-- begin --

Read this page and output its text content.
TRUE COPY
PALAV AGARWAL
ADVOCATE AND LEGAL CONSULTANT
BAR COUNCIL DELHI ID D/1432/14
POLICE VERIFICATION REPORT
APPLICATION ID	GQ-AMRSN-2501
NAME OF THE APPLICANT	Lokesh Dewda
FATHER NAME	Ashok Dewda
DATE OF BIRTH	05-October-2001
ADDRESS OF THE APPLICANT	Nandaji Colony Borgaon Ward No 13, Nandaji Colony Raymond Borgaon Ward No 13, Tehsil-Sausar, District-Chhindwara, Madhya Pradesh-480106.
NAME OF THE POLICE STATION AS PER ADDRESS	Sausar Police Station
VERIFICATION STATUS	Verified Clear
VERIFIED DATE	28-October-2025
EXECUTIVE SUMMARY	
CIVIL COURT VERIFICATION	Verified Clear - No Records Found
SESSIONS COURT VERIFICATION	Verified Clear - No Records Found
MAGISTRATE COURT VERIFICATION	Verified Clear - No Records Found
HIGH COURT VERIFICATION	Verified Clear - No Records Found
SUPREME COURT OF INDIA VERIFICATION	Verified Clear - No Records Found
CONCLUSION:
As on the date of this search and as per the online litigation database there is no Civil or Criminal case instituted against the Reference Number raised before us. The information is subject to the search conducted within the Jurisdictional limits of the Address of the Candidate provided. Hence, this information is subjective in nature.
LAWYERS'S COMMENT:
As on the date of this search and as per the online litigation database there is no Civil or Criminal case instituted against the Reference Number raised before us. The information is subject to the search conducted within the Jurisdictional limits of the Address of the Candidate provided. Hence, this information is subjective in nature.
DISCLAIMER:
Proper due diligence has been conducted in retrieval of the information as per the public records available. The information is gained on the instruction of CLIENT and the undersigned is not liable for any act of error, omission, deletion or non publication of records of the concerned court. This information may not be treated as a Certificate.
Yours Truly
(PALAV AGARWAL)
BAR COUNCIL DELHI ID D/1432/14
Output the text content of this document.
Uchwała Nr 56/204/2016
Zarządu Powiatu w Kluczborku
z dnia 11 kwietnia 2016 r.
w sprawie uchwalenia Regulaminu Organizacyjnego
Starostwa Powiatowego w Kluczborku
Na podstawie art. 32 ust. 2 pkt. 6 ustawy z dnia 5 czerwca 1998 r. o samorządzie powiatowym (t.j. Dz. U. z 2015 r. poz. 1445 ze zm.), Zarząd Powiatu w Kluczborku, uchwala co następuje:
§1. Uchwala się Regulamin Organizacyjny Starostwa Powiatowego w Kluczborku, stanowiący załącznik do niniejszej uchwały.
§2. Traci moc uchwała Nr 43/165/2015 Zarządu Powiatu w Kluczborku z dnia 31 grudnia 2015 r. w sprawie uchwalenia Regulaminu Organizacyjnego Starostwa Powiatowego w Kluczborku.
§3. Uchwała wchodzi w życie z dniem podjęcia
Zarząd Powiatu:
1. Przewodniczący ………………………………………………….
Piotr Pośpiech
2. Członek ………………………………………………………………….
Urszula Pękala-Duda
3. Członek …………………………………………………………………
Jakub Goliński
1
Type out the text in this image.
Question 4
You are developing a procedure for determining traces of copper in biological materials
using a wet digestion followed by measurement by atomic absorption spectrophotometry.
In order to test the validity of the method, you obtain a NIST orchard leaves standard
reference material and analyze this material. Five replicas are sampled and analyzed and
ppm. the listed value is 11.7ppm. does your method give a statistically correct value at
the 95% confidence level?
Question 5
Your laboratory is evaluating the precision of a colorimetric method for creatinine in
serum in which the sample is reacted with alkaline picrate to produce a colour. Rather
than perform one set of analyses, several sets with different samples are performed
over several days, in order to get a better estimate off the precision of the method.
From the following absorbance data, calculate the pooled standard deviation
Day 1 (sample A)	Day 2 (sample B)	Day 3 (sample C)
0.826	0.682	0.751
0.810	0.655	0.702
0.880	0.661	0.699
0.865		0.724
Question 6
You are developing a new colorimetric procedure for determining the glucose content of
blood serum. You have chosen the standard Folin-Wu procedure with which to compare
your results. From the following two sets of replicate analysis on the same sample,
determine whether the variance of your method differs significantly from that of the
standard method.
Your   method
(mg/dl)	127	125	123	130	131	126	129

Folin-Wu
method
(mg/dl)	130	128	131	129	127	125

-- end --

■ Problem to work on:
From the data above, copy each line where the string "October" appears.

■ Exercise answer:
DATE OF BIRTH	05-October-2001
VERIFIED DATE	28-October-2025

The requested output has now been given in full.